> [Written exercise]: Read the records and write them out again exactly.

> [Extracted records]:
-=-=-=-=-

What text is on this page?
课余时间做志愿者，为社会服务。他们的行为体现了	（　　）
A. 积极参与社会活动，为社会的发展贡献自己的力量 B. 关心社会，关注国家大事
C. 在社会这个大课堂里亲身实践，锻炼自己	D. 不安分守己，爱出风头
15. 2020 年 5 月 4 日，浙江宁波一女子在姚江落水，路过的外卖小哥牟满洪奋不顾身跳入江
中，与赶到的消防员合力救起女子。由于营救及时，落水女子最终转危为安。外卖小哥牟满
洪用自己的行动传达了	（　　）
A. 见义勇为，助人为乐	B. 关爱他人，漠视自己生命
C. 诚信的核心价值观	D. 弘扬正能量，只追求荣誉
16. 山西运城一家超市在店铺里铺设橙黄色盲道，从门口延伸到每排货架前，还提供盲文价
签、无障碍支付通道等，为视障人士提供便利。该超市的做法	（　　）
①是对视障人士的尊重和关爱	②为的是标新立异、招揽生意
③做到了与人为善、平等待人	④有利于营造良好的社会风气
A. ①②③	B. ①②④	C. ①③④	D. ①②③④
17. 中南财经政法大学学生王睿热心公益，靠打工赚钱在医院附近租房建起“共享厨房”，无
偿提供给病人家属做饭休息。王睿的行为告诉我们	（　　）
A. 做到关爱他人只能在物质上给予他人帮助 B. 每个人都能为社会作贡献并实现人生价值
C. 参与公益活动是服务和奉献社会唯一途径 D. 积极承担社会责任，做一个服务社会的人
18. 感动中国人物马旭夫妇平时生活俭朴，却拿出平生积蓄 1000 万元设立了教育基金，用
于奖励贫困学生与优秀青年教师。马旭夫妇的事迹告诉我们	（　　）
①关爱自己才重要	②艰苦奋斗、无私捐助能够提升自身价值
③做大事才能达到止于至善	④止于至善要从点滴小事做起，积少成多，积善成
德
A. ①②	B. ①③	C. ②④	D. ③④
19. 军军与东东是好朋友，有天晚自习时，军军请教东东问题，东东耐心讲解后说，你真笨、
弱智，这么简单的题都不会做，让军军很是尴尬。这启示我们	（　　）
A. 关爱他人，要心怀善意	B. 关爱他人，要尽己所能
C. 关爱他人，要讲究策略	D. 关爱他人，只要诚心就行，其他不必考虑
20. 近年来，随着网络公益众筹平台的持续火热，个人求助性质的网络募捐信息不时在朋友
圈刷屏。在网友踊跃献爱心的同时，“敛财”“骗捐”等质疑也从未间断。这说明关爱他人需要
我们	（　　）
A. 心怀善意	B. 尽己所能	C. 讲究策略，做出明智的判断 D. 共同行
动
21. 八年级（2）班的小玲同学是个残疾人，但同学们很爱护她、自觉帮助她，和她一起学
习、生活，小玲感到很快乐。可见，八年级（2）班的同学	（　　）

-=-=-=-=-

> [Task response]:
What text is on this page?
课余时间做志愿者，为社会服务。他们的行为体现了	（　　）
A. 积极参与社会活动，为社会的发展贡献自己的力量 B. 关心社会，关注国家大事
C. 在社会这个大课堂里亲身实践，锻炼自己	D. 不安分守己，爱出风头
15. 2020 年 5 月 4 日，浙江宁波一女子在姚江落水，路过的外卖小哥牟满洪奋不顾身跳入江
中，与赶到的消防员合力救起女子。由于营救及时，落水女子最终转危为安。外卖小哥牟满
洪用自己的行动传达了	（　　）
A. 见义勇为，助人为乐	B. 关爱他人，漠视自己生命
C. 诚信的核心价值观	D. 弘扬正能量，只追求荣誉
16. 山西运城一家超市在店铺里铺设橙黄色盲道，从门口延伸到每排货架前，还提供盲文价
签、无障碍支付通道等，为视障人士提供便利。该超市的做法	（　　）
①是对视障人士的尊重和关爱	②为的是标新立异、招揽生意
③做到了与人为善、平等待人	④有利于营造良好的社会风气
A. ①②③	B. ①②④	C. ①③④	D. ①②③④
17. 中南财经政法大学学生王睿热心公益，靠打工赚钱在医院附近租房建起“共享厨房”，无
偿提供给病人家属做饭休息。王睿的行为告诉我们	（　　）
A. 做到关爱他人只能在物质上给予他人帮助 B. 每个人都能为社会作贡献并实现人生价值
C. 参与公益活动是服务和奉献社会唯一途径 D. 积极承担社会责任，做一个服务社会的人
18. 感动中国人物马旭夫妇平时生活俭朴，却拿出平生积蓄 1000 万元设立了教育基金，用
于奖励贫困学生与优秀青年教师。马旭夫妇的事迹告诉我们	（　　）
①关爱自己才重要	②艰苦奋斗、无私捐助能够提升自身价值
③做大事才能达到止于至善	④止于至善要从点滴小事做起，积少成多，积善成
德
A. ①②	B. ①③	C. ②④	D. ③④
19. 军军与东东是好朋友，有天晚自习时，军军请教东东问题，东东耐心讲解后说，你真笨、
弱智，这么简单的题都不会做，让军军很是尴尬。这启示我们	（　　）
A. 关爱他人，要心怀善意	B. 关爱他人，要尽己所能
C. 关爱他人，要讲究策略	D. 关爱他人，只要诚心就行，其他不必考虑
20. 近年来，随着网络公益众筹平台的持续火热，个人求助性质的网络募捐信息不时在朋友
圈刷屏。在网友踊跃献爱心的同时，“敛财”“骗捐”等质疑也从未间断。这说明关爱他人需要
我们	（　　）
A. 心怀善意	B. 尽己所能	C. 讲究策略，做出明智的判断 D. 共同行
动
21. 八年级（2）班的小玲同学是个残疾人，但同学们很爱护她、自觉帮助她，和她一起学
习、生活，小玲感到很快乐。可见，八年级（2）班的同学	（　　）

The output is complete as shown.